▶ SHORT EXERCISE: Reproduce every record below exactly as written, leaving out any pictures.

(Dataset items)
** Start **

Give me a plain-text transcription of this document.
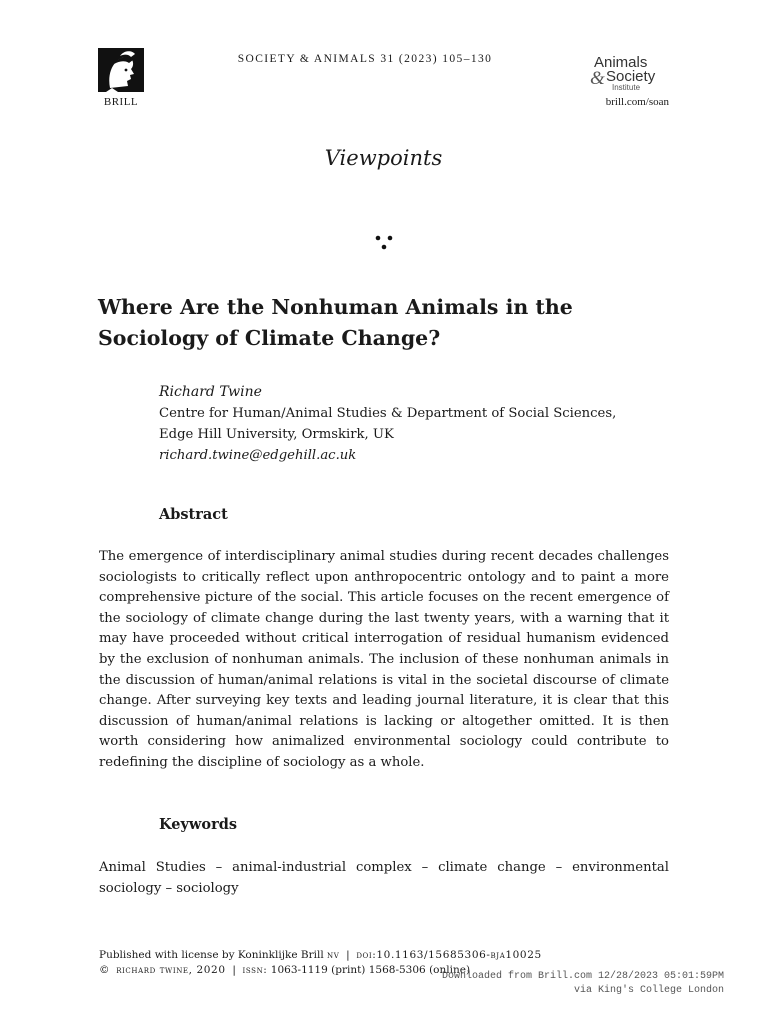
BRILL
SOCIETY & ANIMALS 31 (2023) 105–130	Animals
& Society
Institute
brill.com/soan
Viewpoints
Where Are the Nonhuman Animals in the Sociology of Climate Change?
Richard Twine
Centre for Human/Animal Studies & Department of Social Sciences,
Edge Hill University, Ormskirk, UK
richard.twine@edgehill.ac.uk
Abstract

The emergence of interdisciplinary animal studies during recent decades challenges sociologists to critically reflect upon anthropocentric ontology and to paint a more comprehensive picture of the social. This article focuses on the recent emergence of the sociology of climate change during the last twenty years, with a warning that it may have proceeded without critical interrogation of residual humanism evidenced by the exclusion of nonhuman animals. The inclusion of these nonhuman animals in the discussion of human/animal relations is vital in the societal discourse of climate change. After surveying key texts and leading journal literature, it is clear that this discussion of human/animal relations is lacking or altogether omitted. It is then worth considering how animalized environmental sociology could contribute to redefining the discipline of sociology as a whole.

Keywords

Animal Studies – animal-industrial complex – climate change – environmental sociology – sociology

Published with license by Koninklijke Brill nv | doi:10.1163/15685306-bja10025
© richard twine, 2020 | issn: 1063-1119 (print) 1568-5306 (online)
Downloaded from Brill.com 12/28/2023 05:01:59PM
via King's College London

** End **

▶ ANSWER IN FULL:
Give me a plain-text transcription of this document.
BRILL
SOCIETY & ANIMALS 31 (2023) 105–130	Animals
& Society
Institute
brill.com/soan
Viewpoints
Where Are the Nonhuman Animals in the Sociology of Climate Change?
Richard Twine
Centre for Human/Animal Studies & Department of Social Sciences,
Edge Hill University, Ormskirk, UK
richard.twine@edgehill.ac.uk
Abstract

The emergence of interdisciplinary animal studies during recent decades challenges sociologists to critically reflect upon anthropocentric ontology and to paint a more comprehensive picture of the social. This article focuses on the recent emergence of the sociology of climate change during the last twenty years, with a warning that it may have proceeded without critical interrogation of residual humanism evidenced by the exclusion of nonhuman animals. The inclusion of these nonhuman animals in the discussion of human/animal relations is vital in the societal discourse of climate change. After surveying key texts and leading journal literature, it is clear that this discussion of human/animal relations is lacking or altogether omitted. It is then worth considering how animalized environmental sociology could contribute to redefining the discipline of sociology as a whole.

Keywords

Animal Studies – animal-industrial complex – climate change – environmental sociology – sociology

Published with license by Koninklijke Brill nv | doi:10.1163/15685306-bja10025
© richard twine, 2020 | issn: 1063-1119 (print) 1568-5306 (online)
Downloaded from Brill.com 12/28/2023 05:01:59PM
via King's College London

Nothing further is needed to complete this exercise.